◆ Work instructions
Read the entries below and pull out each line with the string "color".

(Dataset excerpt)
══════════════════════════════
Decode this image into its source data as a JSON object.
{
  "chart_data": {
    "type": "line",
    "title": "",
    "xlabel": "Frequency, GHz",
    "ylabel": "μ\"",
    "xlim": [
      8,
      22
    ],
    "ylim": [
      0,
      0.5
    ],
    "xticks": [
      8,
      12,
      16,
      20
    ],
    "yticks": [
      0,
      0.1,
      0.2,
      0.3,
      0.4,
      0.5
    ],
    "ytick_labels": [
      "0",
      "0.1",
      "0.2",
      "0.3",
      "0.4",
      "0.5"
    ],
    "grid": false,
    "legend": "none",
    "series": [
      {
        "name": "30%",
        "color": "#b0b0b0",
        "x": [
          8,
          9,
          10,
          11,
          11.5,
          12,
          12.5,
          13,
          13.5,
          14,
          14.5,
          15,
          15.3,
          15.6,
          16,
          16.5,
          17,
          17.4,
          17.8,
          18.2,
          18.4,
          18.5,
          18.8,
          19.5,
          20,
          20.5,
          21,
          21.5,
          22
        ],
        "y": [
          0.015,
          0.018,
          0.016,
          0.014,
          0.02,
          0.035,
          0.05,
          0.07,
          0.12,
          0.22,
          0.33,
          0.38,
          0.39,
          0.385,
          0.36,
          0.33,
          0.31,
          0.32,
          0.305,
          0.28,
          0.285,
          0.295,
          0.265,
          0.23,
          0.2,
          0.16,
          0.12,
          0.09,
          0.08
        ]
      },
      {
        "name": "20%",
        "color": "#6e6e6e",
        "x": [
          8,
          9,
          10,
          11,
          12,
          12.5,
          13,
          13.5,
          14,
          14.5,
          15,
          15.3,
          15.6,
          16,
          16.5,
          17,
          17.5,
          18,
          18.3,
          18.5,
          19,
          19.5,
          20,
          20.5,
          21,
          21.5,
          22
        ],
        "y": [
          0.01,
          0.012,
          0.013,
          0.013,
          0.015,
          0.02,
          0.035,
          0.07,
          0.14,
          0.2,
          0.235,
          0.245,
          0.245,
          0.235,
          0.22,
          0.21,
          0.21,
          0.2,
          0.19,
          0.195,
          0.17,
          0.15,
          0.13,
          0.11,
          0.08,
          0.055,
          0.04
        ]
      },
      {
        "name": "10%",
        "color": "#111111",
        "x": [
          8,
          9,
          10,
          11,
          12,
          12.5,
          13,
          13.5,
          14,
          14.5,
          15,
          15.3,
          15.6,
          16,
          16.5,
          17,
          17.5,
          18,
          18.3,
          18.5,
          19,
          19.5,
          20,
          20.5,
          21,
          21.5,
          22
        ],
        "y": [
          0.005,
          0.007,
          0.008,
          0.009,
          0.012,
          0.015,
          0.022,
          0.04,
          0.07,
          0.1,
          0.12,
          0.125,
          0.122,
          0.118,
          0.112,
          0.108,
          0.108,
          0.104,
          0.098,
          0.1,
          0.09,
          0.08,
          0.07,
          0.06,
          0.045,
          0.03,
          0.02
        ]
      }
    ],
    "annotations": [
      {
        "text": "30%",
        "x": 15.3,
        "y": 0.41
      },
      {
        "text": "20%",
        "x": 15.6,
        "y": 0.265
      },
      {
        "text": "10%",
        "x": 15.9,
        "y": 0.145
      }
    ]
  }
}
══════════════════════════════
◆ Written reply
        "color": "#b0b0b0",
        "color": "#6e6e6e",
        "color": "#111111",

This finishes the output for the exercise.